◆ **Dataset listings of figures**
* * *

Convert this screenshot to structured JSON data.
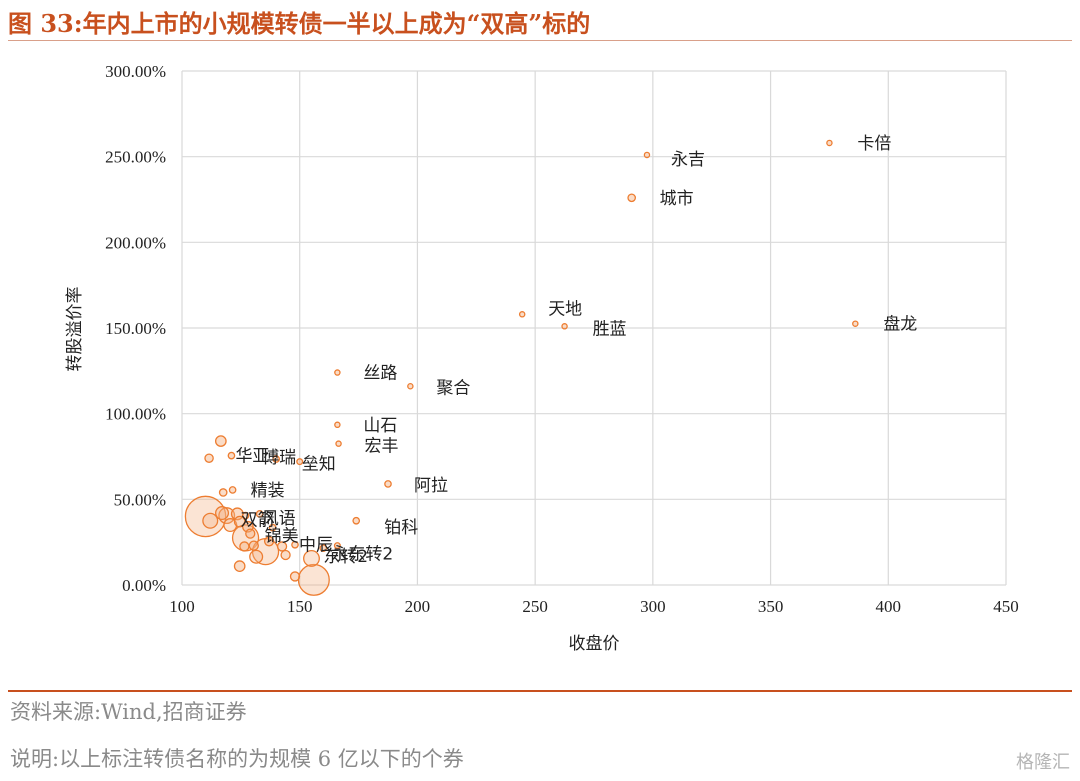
{
  "header": {
    "title": "图 33:年内上市的小规模转债一半以上成为“双高”标的"
  },
  "footer": {
    "source": "资料来源:Wind,招商证券",
    "note": "说明:以上标注转债名称的为规模 6 亿以下的个券",
    "watermark": "格隆汇"
  },
  "colors": {
    "marker_fill": "#f4b183",
    "marker_stroke": "#ed7d31",
    "grid": "#d9d9d9",
    "title": "#c8501e"
  },
  "chart_data": {
    "type": "scatter",
    "title": "",
    "xlabel": "收盘价",
    "ylabel": "转股溢价率",
    "xlim": [
      100,
      450
    ],
    "ylim": [
      0,
      300
    ],
    "x_ticks": [
      100,
      150,
      200,
      250,
      300,
      350,
      400,
      450
    ],
    "y_ticks": [
      0,
      50,
      100,
      150,
      200,
      250,
      300
    ],
    "x_tick_labels": [
      "100",
      "150",
      "200",
      "250",
      "300",
      "350",
      "400",
      "450"
    ],
    "y_tick_labels": [
      "0.00%",
      "50.00%",
      "100.00%",
      "150.00%",
      "200.00%",
      "250.00%",
      "300.00%"
    ],
    "grid": true,
    "bubble_size_meaning": "规模",
    "labeled_points": [
      {
        "name": "卡倍",
        "x": 375,
        "y": 258,
        "size": 1
      },
      {
        "name": "永吉",
        "x": 297.5,
        "y": 251,
        "size": 0.8
      },
      {
        "name": "城市",
        "x": 291,
        "y": 226,
        "size": 2
      },
      {
        "name": "天地",
        "x": 244.5,
        "y": 158,
        "size": 0.8
      },
      {
        "name": "胜蓝",
        "x": 262.5,
        "y": 151,
        "size": 1
      },
      {
        "name": "盘龙",
        "x": 386,
        "y": 152.5,
        "size": 1
      },
      {
        "name": "丝路",
        "x": 166,
        "y": 124,
        "size": 1
      },
      {
        "name": "聚合",
        "x": 197,
        "y": 116,
        "size": 0.8
      },
      {
        "name": "山石",
        "x": 166,
        "y": 93.5,
        "size": 1
      },
      {
        "name": "宏丰",
        "x": 166.5,
        "y": 82.5,
        "size": 1
      },
      {
        "name": "博瑞",
        "x": 140,
        "y": 73.5,
        "size": 1.5
      },
      {
        "name": "华亚",
        "x": 121,
        "y": 75.5,
        "size": 1.5
      },
      {
        "name": "垒知",
        "x": 150,
        "y": 72,
        "size": 1.2
      },
      {
        "name": "阿拉",
        "x": 187.5,
        "y": 59,
        "size": 1.5
      },
      {
        "name": "精装",
        "x": 121.5,
        "y": 55.5,
        "size": 1.5
      },
      {
        "name": "铂科",
        "x": 174,
        "y": 37.5,
        "size": 1.5
      },
      {
        "name": "风语",
        "x": 133,
        "y": 41.5,
        "size": 1.5
      },
      {
        "name": "双箭",
        "x": 127,
        "y": 40.5,
        "size": 1.5
      },
      {
        "name": "锦美",
        "x": 138.5,
        "y": 33.5,
        "size": 1.5
      },
      {
        "name": "中辰",
        "x": 148,
        "y": 23.5,
        "size": 1.5
      },
      {
        "name": "东转2",
        "x": 160,
        "y": 21.5,
        "size": 1.5
      },
      {
        "name": "永东转2",
        "x": 166,
        "y": 23,
        "size": 1.2
      }
    ],
    "unlabeled_points": [
      {
        "x": 116.5,
        "y": 84,
        "size": 4
      },
      {
        "x": 111.5,
        "y": 74,
        "size": 2.5
      },
      {
        "x": 117.5,
        "y": 54,
        "size": 2
      },
      {
        "x": 110,
        "y": 40,
        "size": 60
      },
      {
        "x": 112,
        "y": 37.5,
        "size": 8
      },
      {
        "x": 117,
        "y": 42,
        "size": 6
      },
      {
        "x": 119,
        "y": 40.5,
        "size": 9
      },
      {
        "x": 120.5,
        "y": 35,
        "size": 6
      },
      {
        "x": 123.5,
        "y": 41.5,
        "size": 5
      },
      {
        "x": 124.5,
        "y": 37,
        "size": 4
      },
      {
        "x": 127,
        "y": 27.5,
        "size": 25
      },
      {
        "x": 128,
        "y": 34,
        "size": 4
      },
      {
        "x": 129,
        "y": 30,
        "size": 3
      },
      {
        "x": 130.5,
        "y": 23,
        "size": 3
      },
      {
        "x": 131.5,
        "y": 16.5,
        "size": 6
      },
      {
        "x": 135.5,
        "y": 19.5,
        "size": 25
      },
      {
        "x": 137,
        "y": 25.5,
        "size": 3
      },
      {
        "x": 142.5,
        "y": 22.5,
        "size": 3
      },
      {
        "x": 144,
        "y": 17.5,
        "size": 3
      },
      {
        "x": 124.5,
        "y": 11,
        "size": 4
      },
      {
        "x": 126.5,
        "y": 22.5,
        "size": 3
      },
      {
        "x": 148,
        "y": 5,
        "size": 3
      },
      {
        "x": 155,
        "y": 15.5,
        "size": 9
      },
      {
        "x": 156,
        "y": 3,
        "size": 35
      }
    ]
  }
}
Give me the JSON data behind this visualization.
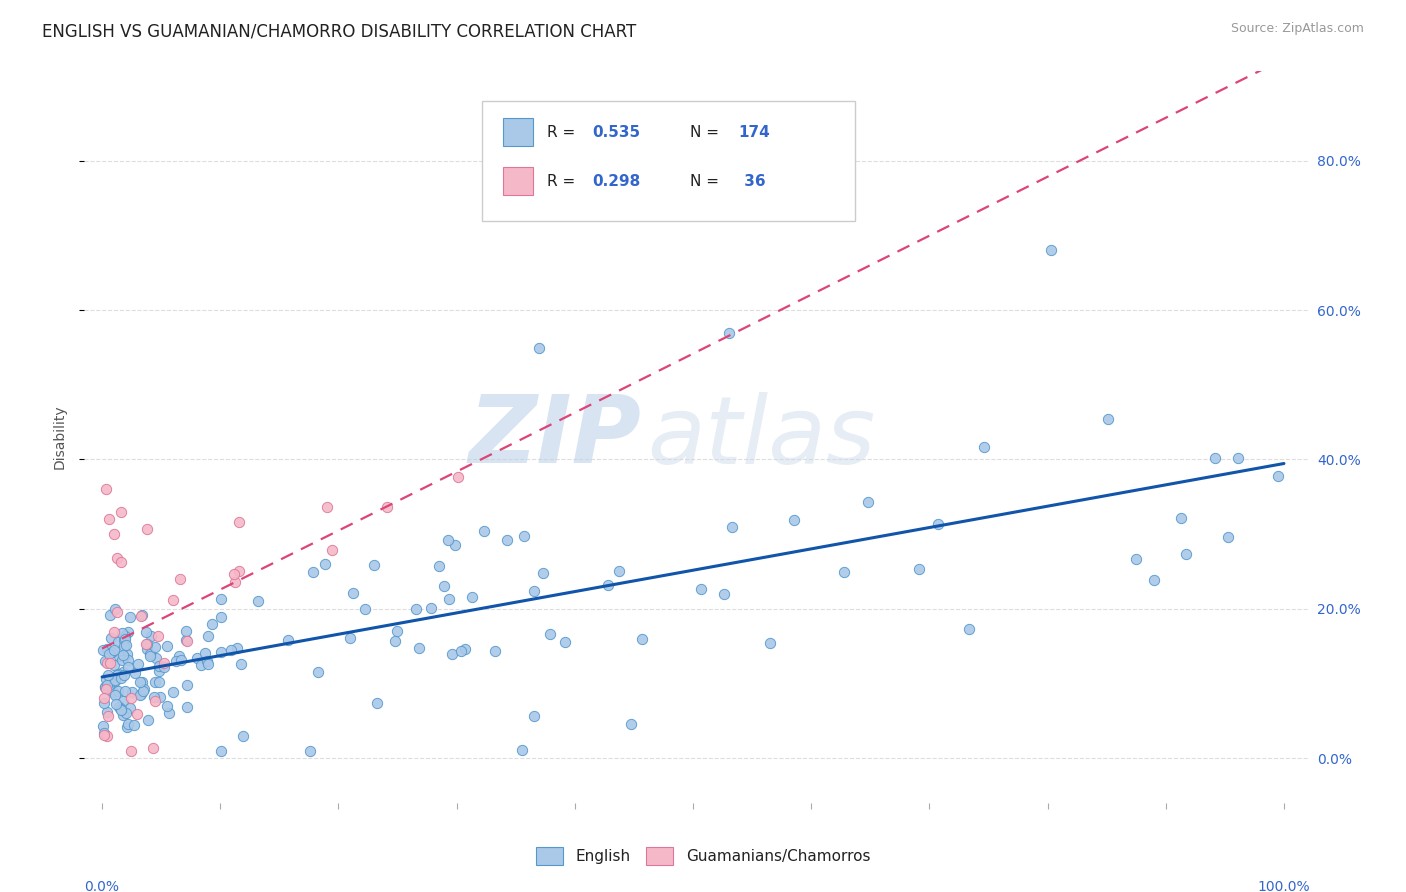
{
  "title": "ENGLISH VS GUAMANIAN/CHAMORRO DISABILITY CORRELATION CHART",
  "source": "Source: ZipAtlas.com",
  "ylabel": "Disability",
  "watermark_zip": "ZIP",
  "watermark_atlas": "atlas",
  "legend_labels": [
    "English",
    "Guamanians/Chamorros"
  ],
  "english_color": "#aac8e8",
  "english_edge_color": "#5599cc",
  "english_line_color": "#1155aa",
  "guam_color": "#f5b8c8",
  "guam_edge_color": "#dd7799",
  "guam_line_color": "#dd4477",
  "background_color": "#ffffff",
  "grid_color": "#dddddd",
  "axis_color": "#cccccc",
  "tick_color": "#aaaaaa",
  "title_color": "#222222",
  "source_color": "#999999",
  "ylabel_color": "#555555",
  "tick_label_color": "#555555",
  "pct_label_color": "#3366cc",
  "legend_text_color": "#222222",
  "legend_val_color": "#3366cc",
  "title_fontsize": 12,
  "source_fontsize": 9,
  "axis_fontsize": 10,
  "legend_fontsize": 11,
  "watermark_fontsize_zip": 68,
  "watermark_fontsize_atlas": 68,
  "y_ticks": [
    0.0,
    0.2,
    0.4,
    0.6,
    0.8
  ],
  "y_tick_labels": [
    "0.0%",
    "20.0%",
    "40.0%",
    "60.0%",
    "80.0%"
  ],
  "x_left_label": "0.0%",
  "x_right_label": "100.0%",
  "xlim": [
    -0.015,
    1.02
  ],
  "ylim": [
    -0.06,
    0.92
  ]
}
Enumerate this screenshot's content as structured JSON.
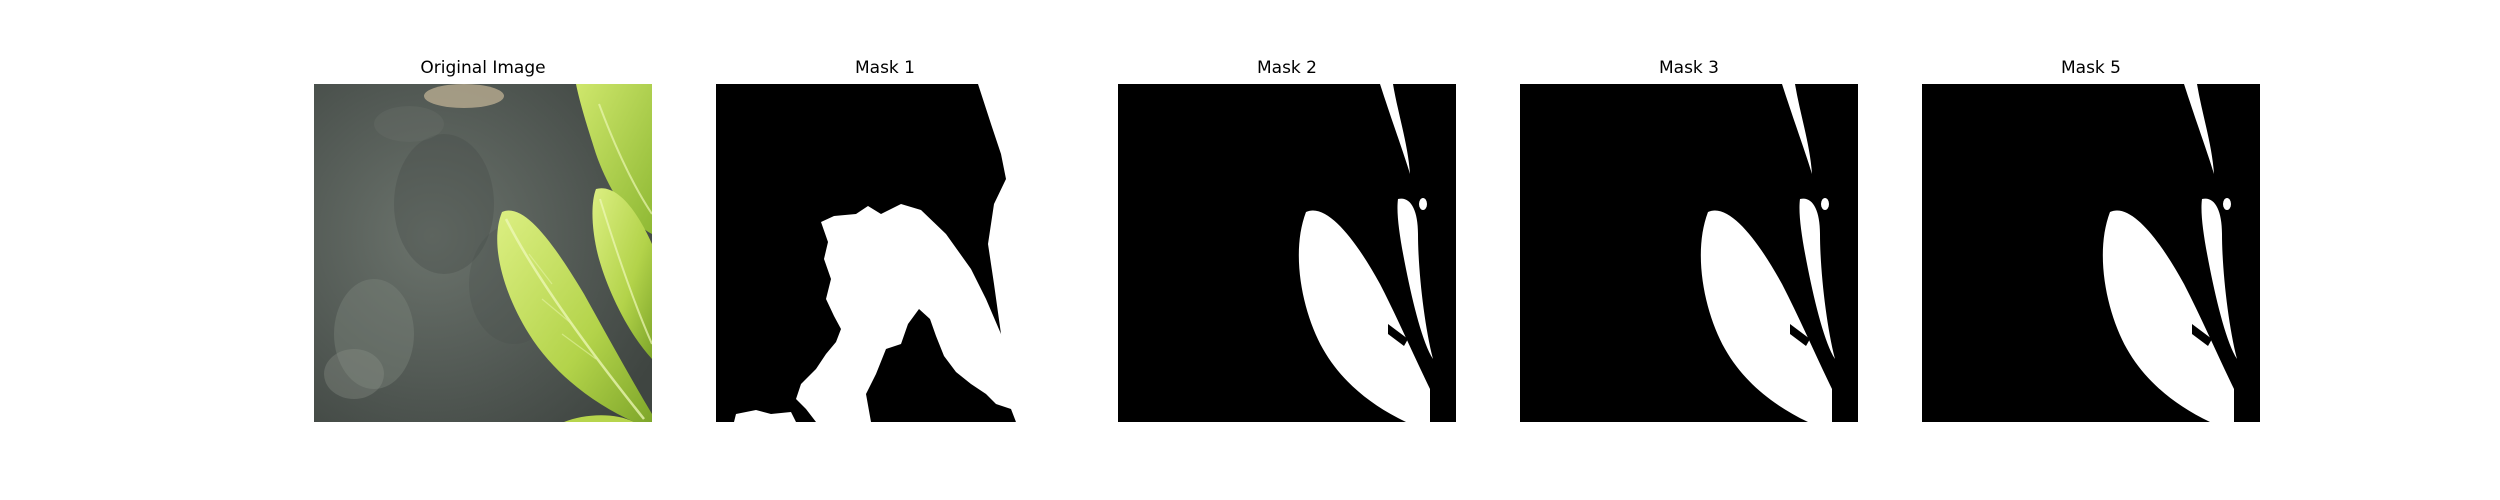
{
  "figure": {
    "panels": [
      {
        "title": "Original Image",
        "kind": "photo"
      },
      {
        "title": "Mask 1",
        "kind": "mask"
      },
      {
        "title": "Mask 2",
        "kind": "mask"
      },
      {
        "title": "Mask 3",
        "kind": "mask"
      },
      {
        "title": "Mask 5",
        "kind": "mask"
      }
    ],
    "colors": {
      "background": "#ffffff",
      "mask_background": "#000000",
      "mask_foreground": "#ffffff",
      "leaf_light": "#d9ec7a",
      "leaf_mid": "#a9cc3c",
      "leaf_dark": "#5f8a1c",
      "stone": "#5a625c"
    }
  }
}
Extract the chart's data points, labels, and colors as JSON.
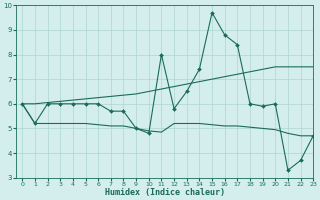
{
  "xlabel": "Humidex (Indice chaleur)",
  "x": [
    0,
    1,
    2,
    3,
    4,
    5,
    6,
    7,
    8,
    9,
    10,
    11,
    12,
    13,
    14,
    15,
    16,
    17,
    18,
    19,
    20,
    21,
    22,
    23
  ],
  "line1": [
    6.0,
    5.2,
    6.0,
    6.0,
    6.0,
    6.0,
    6.0,
    5.7,
    5.7,
    5.0,
    4.8,
    8.0,
    5.8,
    6.5,
    7.4,
    9.7,
    8.8,
    8.4,
    6.0,
    5.9,
    6.0,
    3.3,
    3.7,
    4.7
  ],
  "line2": [
    6.0,
    6.0,
    6.05,
    6.1,
    6.15,
    6.2,
    6.25,
    6.3,
    6.35,
    6.4,
    6.5,
    6.6,
    6.7,
    6.8,
    6.9,
    7.0,
    7.1,
    7.2,
    7.3,
    7.4,
    7.5,
    7.5,
    7.5,
    7.5
  ],
  "line3": [
    6.0,
    5.2,
    5.2,
    5.2,
    5.2,
    5.2,
    5.15,
    5.1,
    5.1,
    5.0,
    4.9,
    4.85,
    5.2,
    5.2,
    5.2,
    5.15,
    5.1,
    5.1,
    5.05,
    5.0,
    4.95,
    4.8,
    4.7,
    4.7
  ],
  "color": "#1a6b5a",
  "bg_color": "#d4eeee",
  "grid_color": "#aed4d4",
  "ylim": [
    3,
    10
  ],
  "xlim": [
    -0.5,
    23
  ],
  "yticks": [
    3,
    4,
    5,
    6,
    7,
    8,
    9,
    10
  ],
  "xticks": [
    0,
    1,
    2,
    3,
    4,
    5,
    6,
    7,
    8,
    9,
    10,
    11,
    12,
    13,
    14,
    15,
    16,
    17,
    18,
    19,
    20,
    21,
    22,
    23
  ]
}
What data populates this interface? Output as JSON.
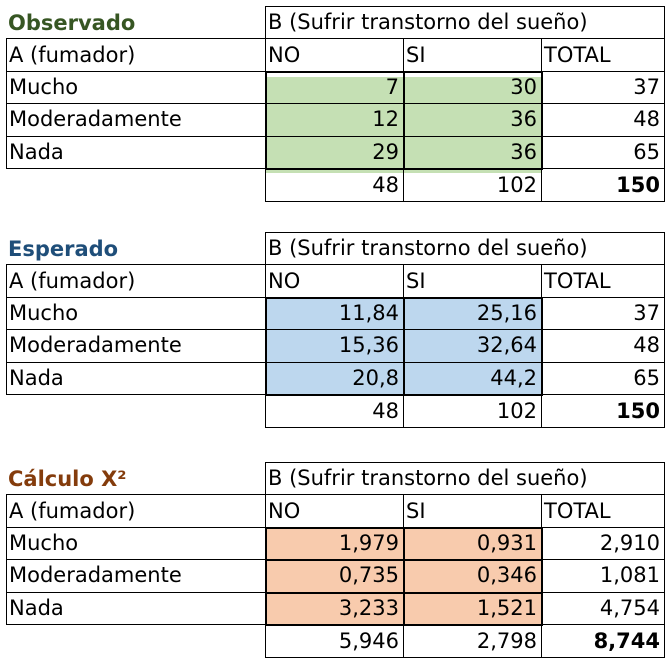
{
  "colors": {
    "observed": "#c5e0b4",
    "expected": "#bdd7ee",
    "chi": "#f8cbad",
    "title_obs": "#375623",
    "title_exp": "#1f4e79",
    "title_chi": "#843c0c"
  },
  "tables": [
    {
      "key": "obs",
      "title": "Observado",
      "header_b": "B (Sufrir transtorno del sueño)",
      "header_a": "A (fumador)",
      "col_no": "NO",
      "col_si": "SI",
      "col_total": "TOTAL",
      "rows": [
        {
          "label": "Mucho",
          "no": "7",
          "si": "30",
          "total": "37"
        },
        {
          "label": "Moderadamente",
          "no": "12",
          "si": "36",
          "total": "48"
        },
        {
          "label": "Nada",
          "no": "29",
          "si": "36",
          "total": "65"
        }
      ],
      "totals": {
        "no": "48",
        "si": "102",
        "total": "150"
      }
    },
    {
      "key": "exp",
      "title": "Esperado",
      "header_b": "B (Sufrir transtorno del sueño)",
      "header_a": "A (fumador)",
      "col_no": "NO",
      "col_si": "SI",
      "col_total": "TOTAL",
      "rows": [
        {
          "label": "Mucho",
          "no": "11,84",
          "si": "25,16",
          "total": "37"
        },
        {
          "label": "Moderadamente",
          "no": "15,36",
          "si": "32,64",
          "total": "48"
        },
        {
          "label": "Nada",
          "no": "20,8",
          "si": "44,2",
          "total": "65"
        }
      ],
      "totals": {
        "no": "48",
        "si": "102",
        "total": "150"
      }
    },
    {
      "key": "chi",
      "title": "Cálculo X²",
      "header_b": "B (Sufrir transtorno del sueño)",
      "header_a": "A (fumador)",
      "col_no": "NO",
      "col_si": "SI",
      "col_total": "TOTAL",
      "rows": [
        {
          "label": "Mucho",
          "no": "1,979",
          "si": "0,931",
          "total": "2,910"
        },
        {
          "label": "Moderadamente",
          "no": "0,735",
          "si": "0,346",
          "total": "1,081"
        },
        {
          "label": "Nada",
          "no": "3,233",
          "si": "1,521",
          "total": "4,754"
        }
      ],
      "totals": {
        "no": "5,946",
        "si": "2,798",
        "total": "8,744"
      }
    }
  ]
}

* * *

Count every line above that holds the string "screenshot" and give the total, nothing more.

◆ **OUTPUT BELOW**
2